> RECORD SET:
<<<<

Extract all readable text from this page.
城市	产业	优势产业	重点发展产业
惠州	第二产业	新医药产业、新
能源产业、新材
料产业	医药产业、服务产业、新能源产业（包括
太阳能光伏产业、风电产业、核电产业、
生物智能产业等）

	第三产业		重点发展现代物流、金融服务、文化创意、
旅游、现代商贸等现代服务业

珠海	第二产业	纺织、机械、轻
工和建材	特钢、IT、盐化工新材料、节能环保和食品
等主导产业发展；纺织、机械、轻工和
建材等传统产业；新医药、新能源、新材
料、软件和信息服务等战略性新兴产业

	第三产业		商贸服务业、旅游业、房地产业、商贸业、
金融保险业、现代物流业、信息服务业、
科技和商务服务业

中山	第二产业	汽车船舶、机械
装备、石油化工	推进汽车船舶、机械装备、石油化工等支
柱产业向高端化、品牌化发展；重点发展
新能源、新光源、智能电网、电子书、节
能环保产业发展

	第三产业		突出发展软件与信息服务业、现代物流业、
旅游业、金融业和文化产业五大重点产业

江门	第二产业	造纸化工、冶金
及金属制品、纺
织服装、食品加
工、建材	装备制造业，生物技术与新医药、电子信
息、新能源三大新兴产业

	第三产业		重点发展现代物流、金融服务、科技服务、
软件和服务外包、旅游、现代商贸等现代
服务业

>>>>

Your task is to transcribe the material exactly.

Extract all readable text from this page.
城市	产业	优势产业	重点发展产业
惠州	第二产业	新医药产业、新
能源产业、新材
料产业	医药产业、服务产业、新能源产业（包括
太阳能光伏产业、风电产业、核电产业、
生物智能产业等）

	第三产业		重点发展现代物流、金融服务、文化创意、
旅游、现代商贸等现代服务业

珠海	第二产业	纺织、机械、轻
工和建材	特钢、IT、盐化工新材料、节能环保和食品
等主导产业发展；纺织、机械、轻工和
建材等传统产业；新医药、新能源、新材
料、软件和信息服务等战略性新兴产业

	第三产业		商贸服务业、旅游业、房地产业、商贸业、
金融保险业、现代物流业、信息服务业、
科技和商务服务业

中山	第二产业	汽车船舶、机械
装备、石油化工	推进汽车船舶、机械装备、石油化工等支
柱产业向高端化、品牌化发展；重点发展
新能源、新光源、智能电网、电子书、节
能环保产业发展

	第三产业		突出发展软件与信息服务业、现代物流业、
旅游业、金融业和文化产业五大重点产业

江门	第二产业	造纸化工、冶金
及金属制品、纺
织服装、食品加
工、建材	装备制造业，生物技术与新医药、电子信
息、新能源三大新兴产业

	第三产业		重点发展现代物流、金融服务、科技服务、
软件和服务外包、旅游、现代商贸等现代
服务业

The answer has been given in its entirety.